◆ **Objective**:
Using the material below, copy every line where "highlight" appears.
_____
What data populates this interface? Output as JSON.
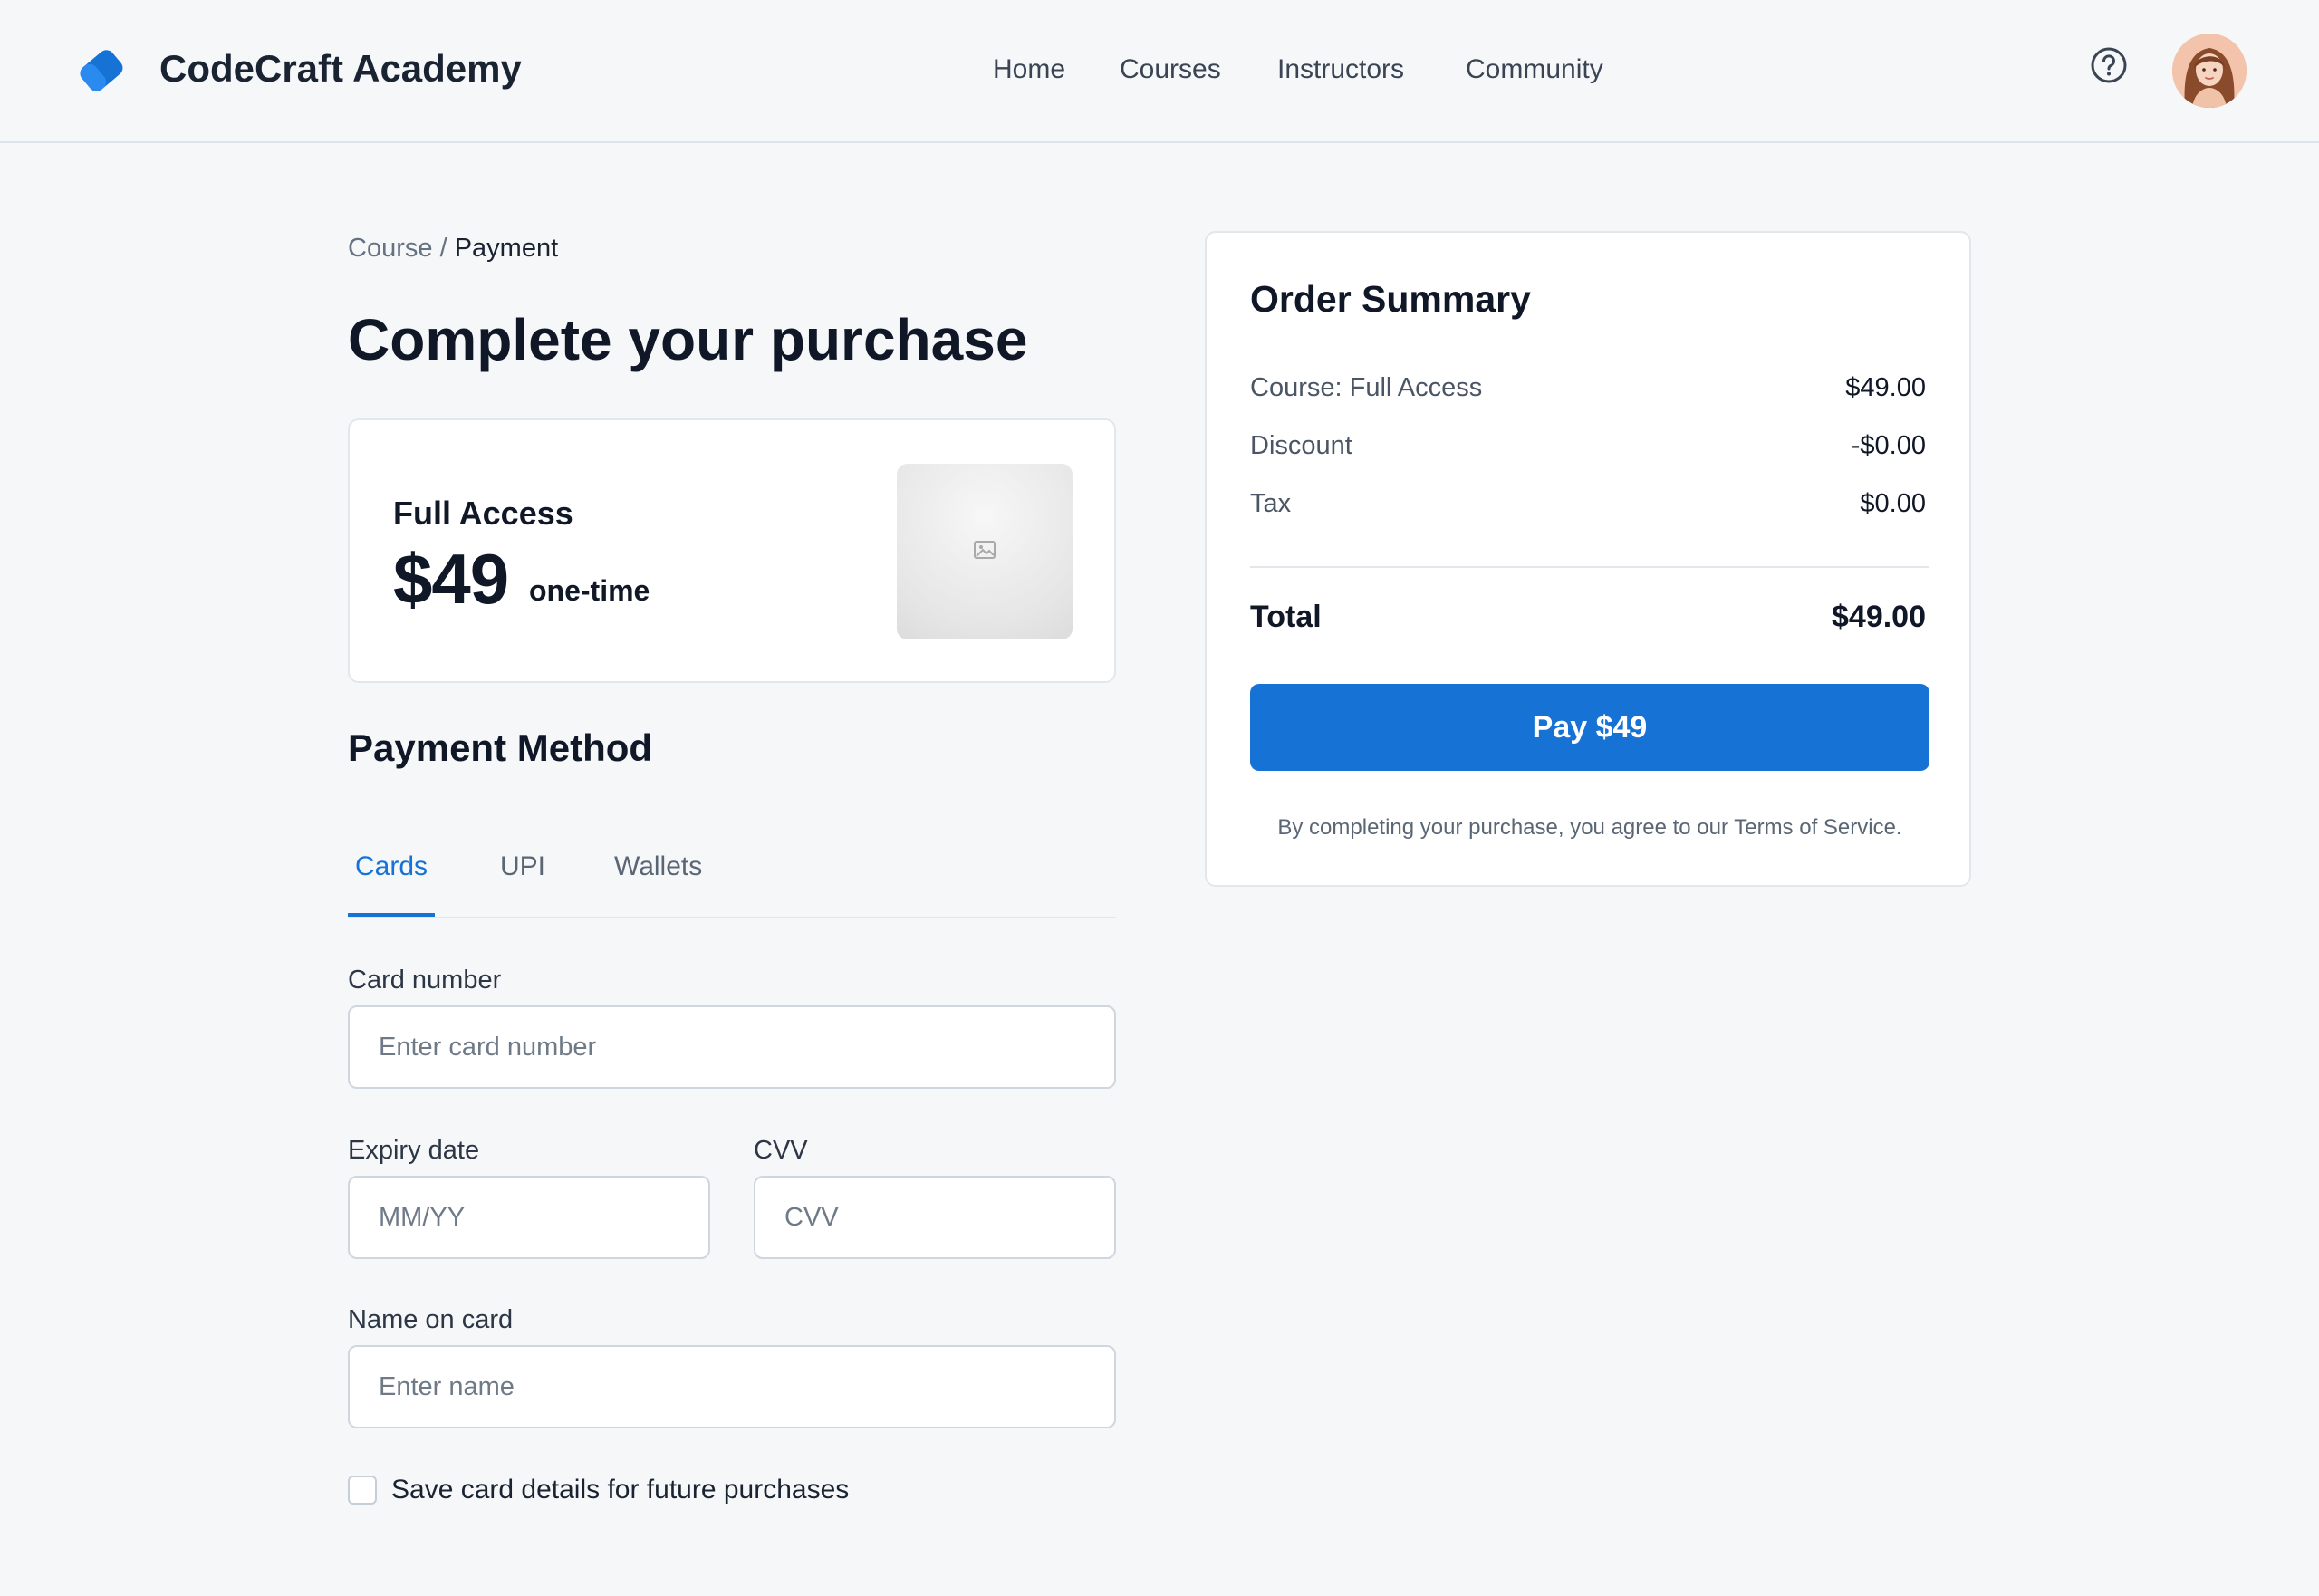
{
  "header": {
    "brand": "CodeCraft Academy",
    "nav": [
      "Home",
      "Courses",
      "Instructors",
      "Community"
    ],
    "icons": {
      "logo": "tag-logo-icon",
      "help": "help-circle-icon",
      "avatar": "user-avatar"
    }
  },
  "breadcrumb": {
    "parent": "Course",
    "separator": "/",
    "current": "Payment"
  },
  "page_title": "Complete your purchase",
  "plan": {
    "name": "Full Access",
    "price": "$49",
    "period": "one-time",
    "image_icon": "image-placeholder-icon"
  },
  "payment": {
    "title": "Payment Method",
    "tabs": [
      {
        "label": "Cards",
        "active": true
      },
      {
        "label": "UPI",
        "active": false
      },
      {
        "label": "Wallets",
        "active": false
      }
    ],
    "fields": {
      "card_number": {
        "label": "Card number",
        "placeholder": "Enter card number",
        "value": ""
      },
      "expiry": {
        "label": "Expiry date",
        "placeholder": "MM/YY",
        "value": ""
      },
      "cvv": {
        "label": "CVV",
        "placeholder": "CVV",
        "value": ""
      },
      "name": {
        "label": "Name on card",
        "placeholder": "Enter name",
        "value": ""
      }
    },
    "save_card": {
      "label": "Save card details for future purchases",
      "checked": false
    }
  },
  "summary": {
    "title": "Order Summary",
    "rows": [
      {
        "label": "Course: Full Access",
        "value": "$49.00"
      },
      {
        "label": "Discount",
        "value": "-$0.00"
      },
      {
        "label": "Tax",
        "value": "$0.00"
      }
    ],
    "total_label": "Total",
    "total_value": "$49.00",
    "pay_label": "Pay $49",
    "terms": "By completing your purchase, you agree to our Terms of Service."
  },
  "colors": {
    "accent": "#1672d4",
    "background": "#f5f7f9",
    "text": "#101828"
  }
}
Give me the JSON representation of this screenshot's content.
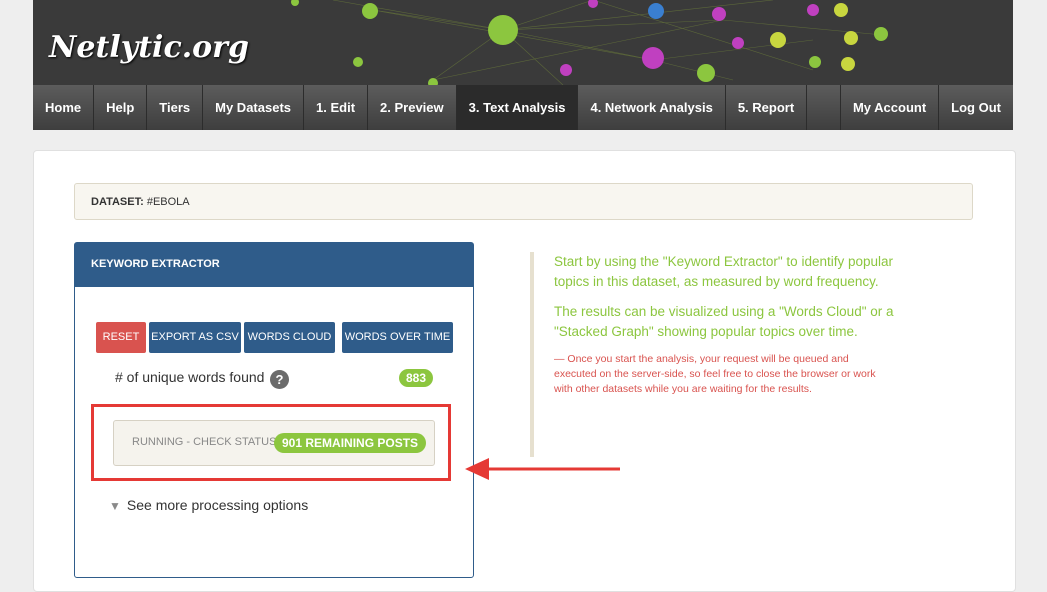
{
  "brand": {
    "logo_text": "Netlytic.org"
  },
  "nav": {
    "left": [
      "Home",
      "Help",
      "Tiers",
      "My Datasets",
      "1. Edit",
      "2. Preview",
      "3. Text Analysis",
      "4. Network Analysis",
      "5. Report"
    ],
    "active_index": 6,
    "right": [
      "My Account",
      "Log Out"
    ]
  },
  "dataset": {
    "label": "DATASET:",
    "value": "#EBOLA"
  },
  "keyword_extractor": {
    "title": "KEYWORD EXTRACTOR",
    "buttons": {
      "reset": "RESET",
      "export": "EXPORT AS CSV",
      "cloud": "WORDS CLOUD",
      "over_time": "WORDS OVER TIME"
    },
    "unique_label": "# of unique words found",
    "unique_count": "883",
    "status_label": "RUNNING - CHECK STATUS",
    "status_badge": "901 REMAINING POSTS",
    "more_options": "See more processing options"
  },
  "info": {
    "p1": "Start by using the \"Keyword Extractor\" to identify popular topics in this dataset, as measured by word frequency.",
    "p2": "The results can be visualized using a \"Words Cloud\" or a \"Stacked Graph\" showing popular topics over time.",
    "note": "— Once you start the analysis, your request will be queued and executed on the server-side, so feel free to close the browser or work with other datasets while you are waiting for the results."
  },
  "colors": {
    "accent_blue": "#2f5c8a",
    "green": "#8cc63f",
    "red": "#d9534f",
    "highlight": "#e53935"
  },
  "icons": {
    "help": "question-icon",
    "more": "arrow-down-icon"
  }
}
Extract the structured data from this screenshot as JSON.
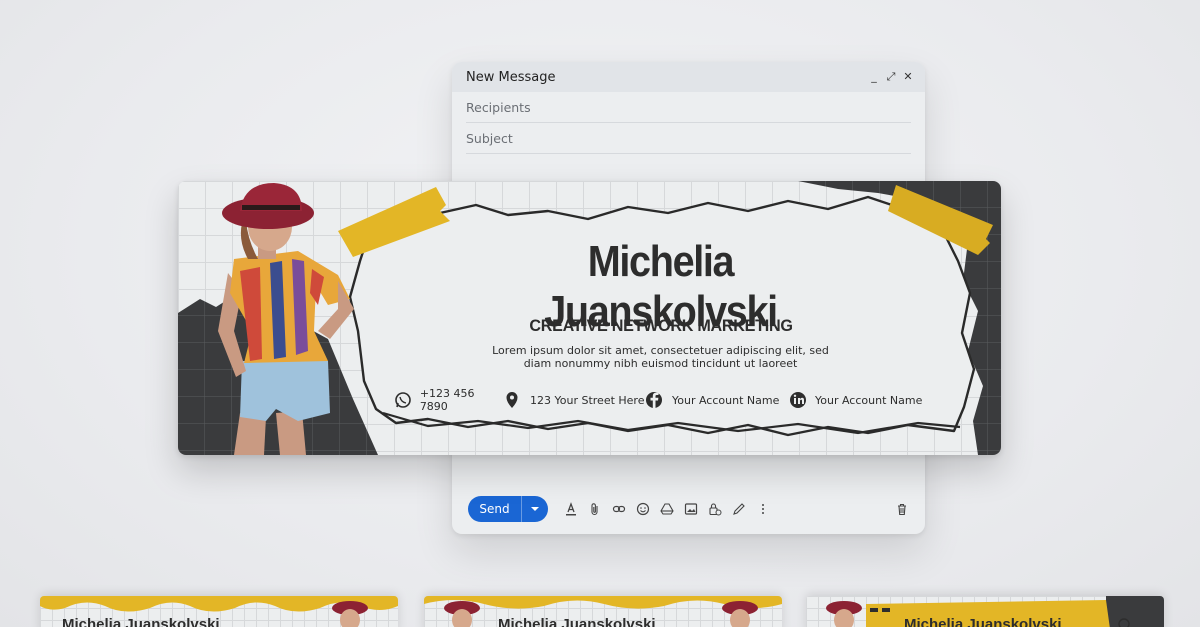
{
  "compose": {
    "title": "New Message",
    "controls": [
      "_",
      "⤢",
      "✕"
    ],
    "recipients_placeholder": "Recipients",
    "subject_placeholder": "Subject",
    "send_label": "Send",
    "toolbar_icons": [
      "format-text-icon",
      "attach-icon",
      "link-icon",
      "emoji-icon",
      "drive-icon",
      "image-icon",
      "lock-clock-icon",
      "pen-icon",
      "more-icon",
      "trash-icon"
    ]
  },
  "signature": {
    "name": "Michelia Juanskolvski",
    "role": "CREATIVE NETWORK MARKETING",
    "description_line1": "Lorem ipsum dolor sit amet, consectetuer adipiscing elit, sed",
    "description_line2": "diam nonummy nibh euismod tincidunt ut laoreet",
    "phone": "+123 456 7890",
    "address": "123 Your Street Here",
    "facebook": "Your Account Name",
    "linkedin": "Your Account Name"
  },
  "previews": [
    {
      "name": "Michelia Juanskolvski"
    },
    {
      "name": "Michelia Juanskolvski"
    },
    {
      "name": "Michelia Juanskolvski"
    }
  ],
  "colors": {
    "accent_yellow": "#e3b626",
    "dark": "#3a3b3d",
    "send_blue": "#1a66d4",
    "hat": "#8c2233"
  }
}
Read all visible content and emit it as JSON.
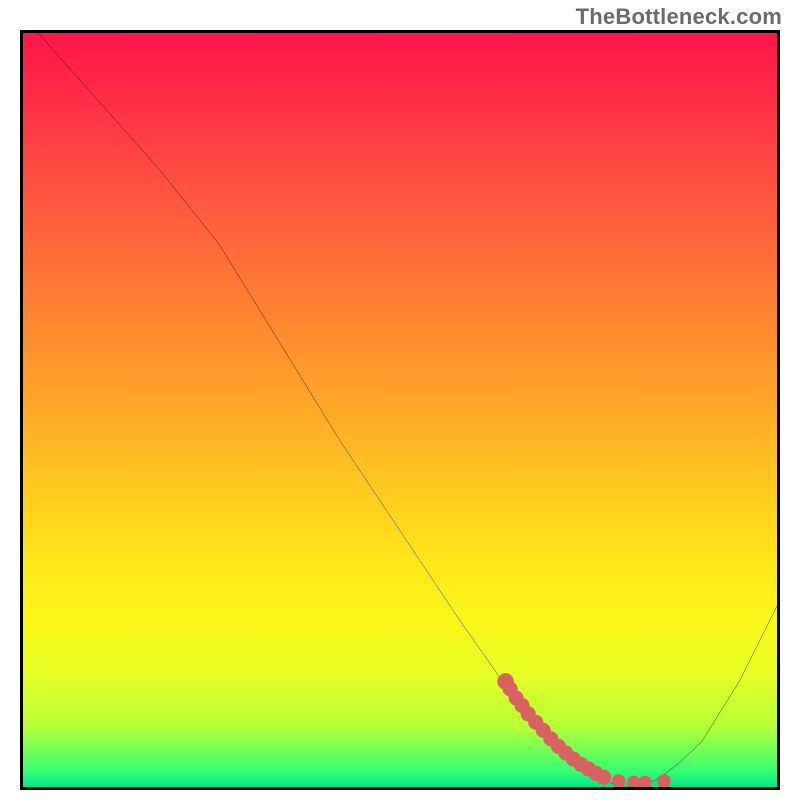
{
  "watermark": "TheBottleneck.com",
  "colors": {
    "frame_border": "#000000",
    "curve": "#000000",
    "marker": "#d86262",
    "gradient_top": "#ff1649",
    "gradient_bottom": "#00e490"
  },
  "chart_data": {
    "type": "line",
    "title": "",
    "xlabel": "",
    "ylabel": "",
    "xlim": [
      0,
      100
    ],
    "ylim": [
      0,
      100
    ],
    "grid": false,
    "legend": false,
    "series": [
      {
        "name": "bottleneck-curve",
        "x": [
          2,
          10,
          18,
          26,
          34,
          42,
          50,
          58,
          65,
          70,
          75,
          79,
          82,
          85,
          90,
          95,
          100
        ],
        "y": [
          100,
          91,
          82,
          72,
          59,
          46,
          34,
          22,
          12,
          6,
          2,
          0,
          0,
          1,
          6,
          14,
          24
        ]
      }
    ],
    "markers": {
      "name": "highlight-points",
      "color": "#d86262",
      "x": [
        64,
        66,
        68,
        70,
        72,
        74,
        76,
        78,
        80,
        82,
        85
      ],
      "y": [
        14,
        11,
        9,
        6,
        4,
        3,
        2,
        1,
        0.5,
        0.5,
        0.8
      ]
    }
  }
}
_____
◆ **Written answer**:
    "highlight": "#e53935"
      "name": "highlight-points",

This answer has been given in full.